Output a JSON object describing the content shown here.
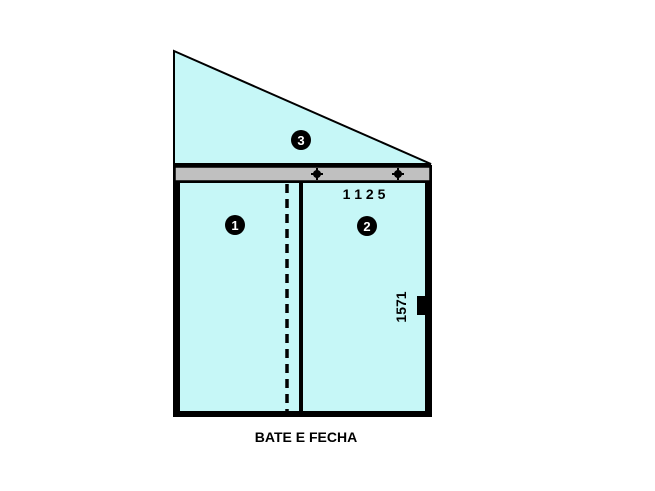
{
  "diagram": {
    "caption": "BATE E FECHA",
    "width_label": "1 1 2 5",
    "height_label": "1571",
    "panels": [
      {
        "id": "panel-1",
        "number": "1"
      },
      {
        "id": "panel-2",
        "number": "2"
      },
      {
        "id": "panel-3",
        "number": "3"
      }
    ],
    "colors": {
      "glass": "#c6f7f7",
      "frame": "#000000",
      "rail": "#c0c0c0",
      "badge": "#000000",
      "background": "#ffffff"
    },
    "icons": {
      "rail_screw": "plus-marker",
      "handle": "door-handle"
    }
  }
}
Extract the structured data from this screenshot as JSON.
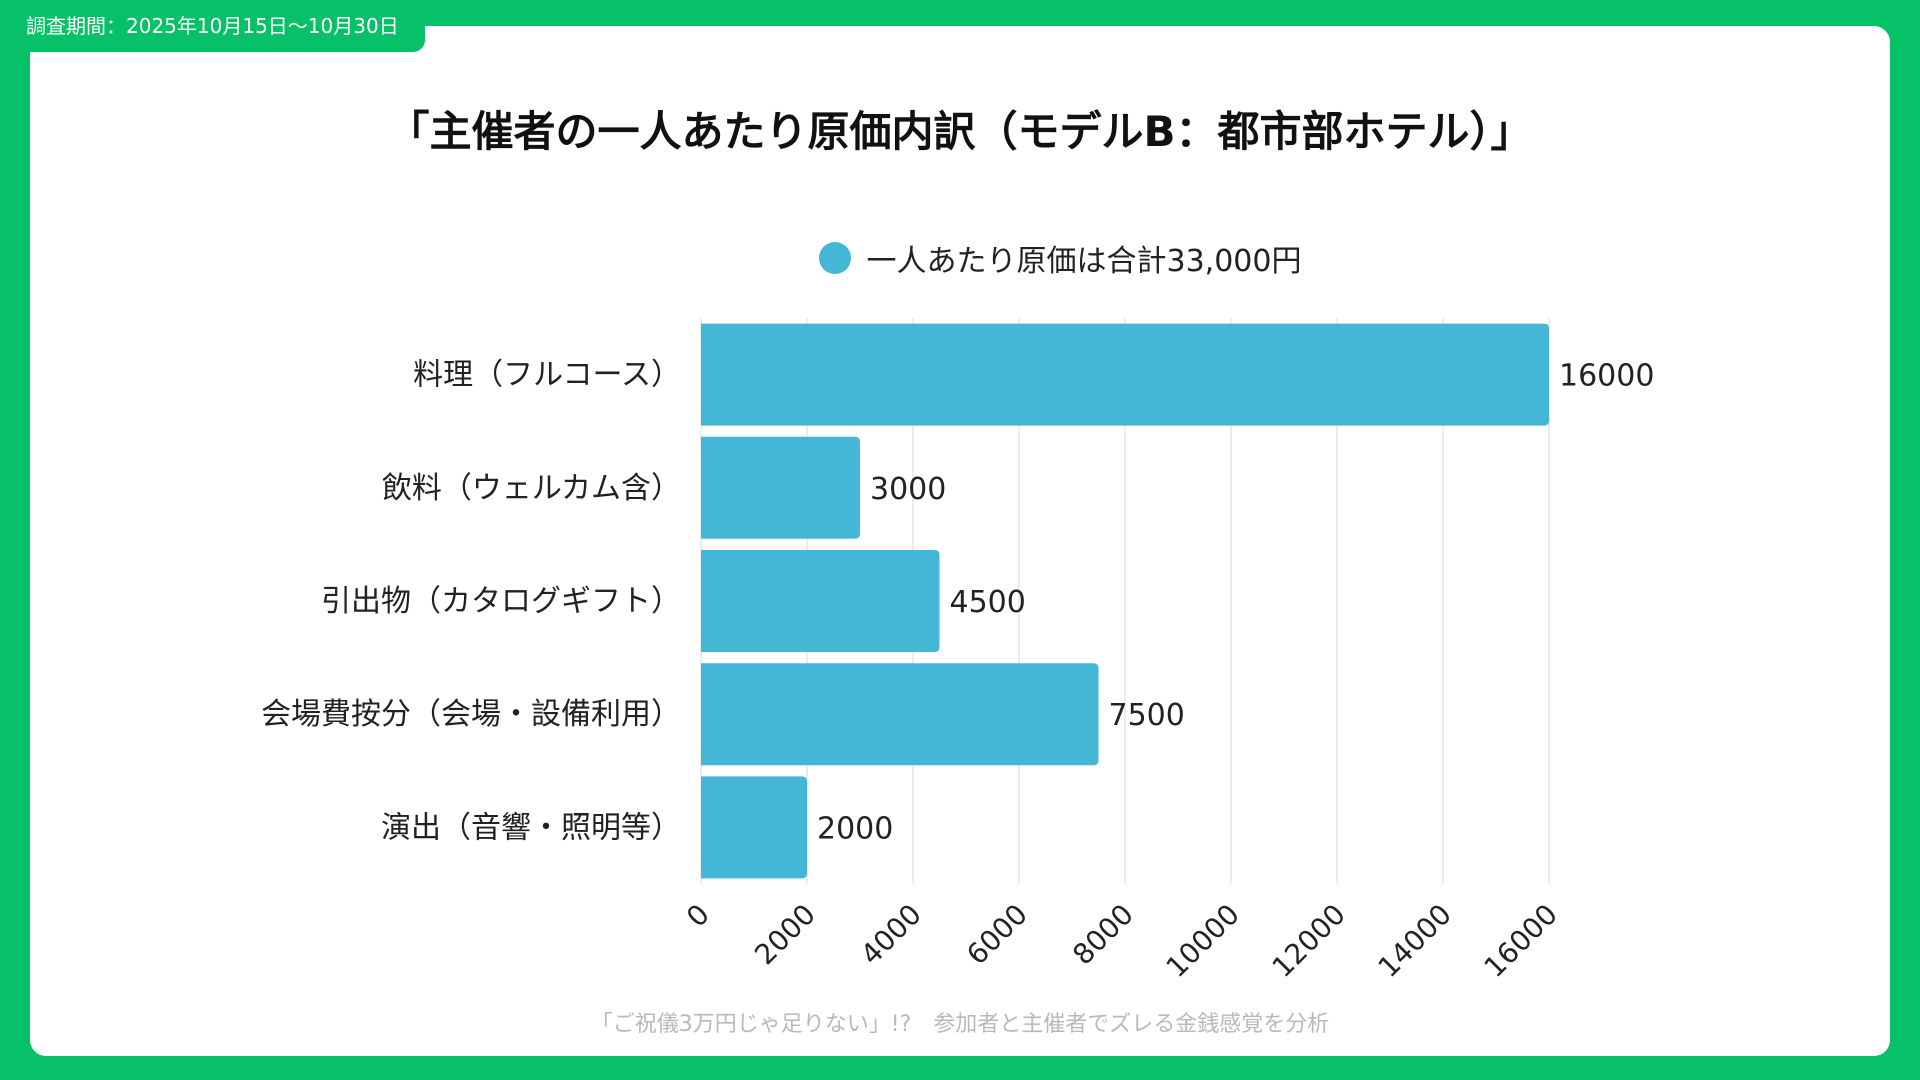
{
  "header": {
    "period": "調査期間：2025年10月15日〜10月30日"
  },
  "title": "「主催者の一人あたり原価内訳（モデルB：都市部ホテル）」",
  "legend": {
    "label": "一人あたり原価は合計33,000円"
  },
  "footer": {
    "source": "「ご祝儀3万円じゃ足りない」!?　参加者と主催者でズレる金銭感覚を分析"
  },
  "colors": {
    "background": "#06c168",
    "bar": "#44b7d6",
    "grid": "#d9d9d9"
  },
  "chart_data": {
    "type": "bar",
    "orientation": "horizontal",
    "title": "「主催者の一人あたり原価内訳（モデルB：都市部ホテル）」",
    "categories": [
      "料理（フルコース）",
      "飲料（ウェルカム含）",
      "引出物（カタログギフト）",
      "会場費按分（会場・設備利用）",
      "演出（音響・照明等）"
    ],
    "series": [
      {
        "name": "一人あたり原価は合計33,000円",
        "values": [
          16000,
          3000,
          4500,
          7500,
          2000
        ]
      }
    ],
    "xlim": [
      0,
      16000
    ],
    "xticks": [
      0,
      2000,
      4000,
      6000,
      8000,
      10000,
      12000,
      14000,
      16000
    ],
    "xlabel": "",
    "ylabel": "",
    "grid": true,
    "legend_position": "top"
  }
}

• WORK INSTRUCTIONS: Reproduce each entry verbatim, excluding any embedded images.

• RESULT BELOW:
Output a JSON object describing the content shown here.
{
  "diagram": {
    "caption": "BATE E FECHA",
    "width_label": "1 1 2 5",
    "height_label": "1571",
    "panels": [
      {
        "id": "panel-1",
        "number": "1"
      },
      {
        "id": "panel-2",
        "number": "2"
      },
      {
        "id": "panel-3",
        "number": "3"
      }
    ],
    "colors": {
      "glass": "#c6f7f7",
      "frame": "#000000",
      "rail": "#c0c0c0",
      "badge": "#000000",
      "background": "#ffffff"
    },
    "icons": {
      "rail_screw": "plus-marker",
      "handle": "door-handle"
    }
  }
}
Extract the structured data from this screenshot as JSON.
{
  "header": {
    "period": "調査期間：2025年10月15日〜10月30日"
  },
  "title": "「主催者の一人あたり原価内訳（モデルB：都市部ホテル）」",
  "legend": {
    "label": "一人あたり原価は合計33,000円"
  },
  "footer": {
    "source": "「ご祝儀3万円じゃ足りない」!?　参加者と主催者でズレる金銭感覚を分析"
  },
  "colors": {
    "background": "#06c168",
    "bar": "#44b7d6",
    "grid": "#d9d9d9"
  },
  "chart_data": {
    "type": "bar",
    "orientation": "horizontal",
    "title": "「主催者の一人あたり原価内訳（モデルB：都市部ホテル）」",
    "categories": [
      "料理（フルコース）",
      "飲料（ウェルカム含）",
      "引出物（カタログギフト）",
      "会場費按分（会場・設備利用）",
      "演出（音響・照明等）"
    ],
    "series": [
      {
        "name": "一人あたり原価は合計33,000円",
        "values": [
          16000,
          3000,
          4500,
          7500,
          2000
        ]
      }
    ],
    "xlim": [
      0,
      16000
    ],
    "xticks": [
      0,
      2000,
      4000,
      6000,
      8000,
      10000,
      12000,
      14000,
      16000
    ],
    "xlabel": "",
    "ylabel": "",
    "grid": true,
    "legend_position": "top"
  }
}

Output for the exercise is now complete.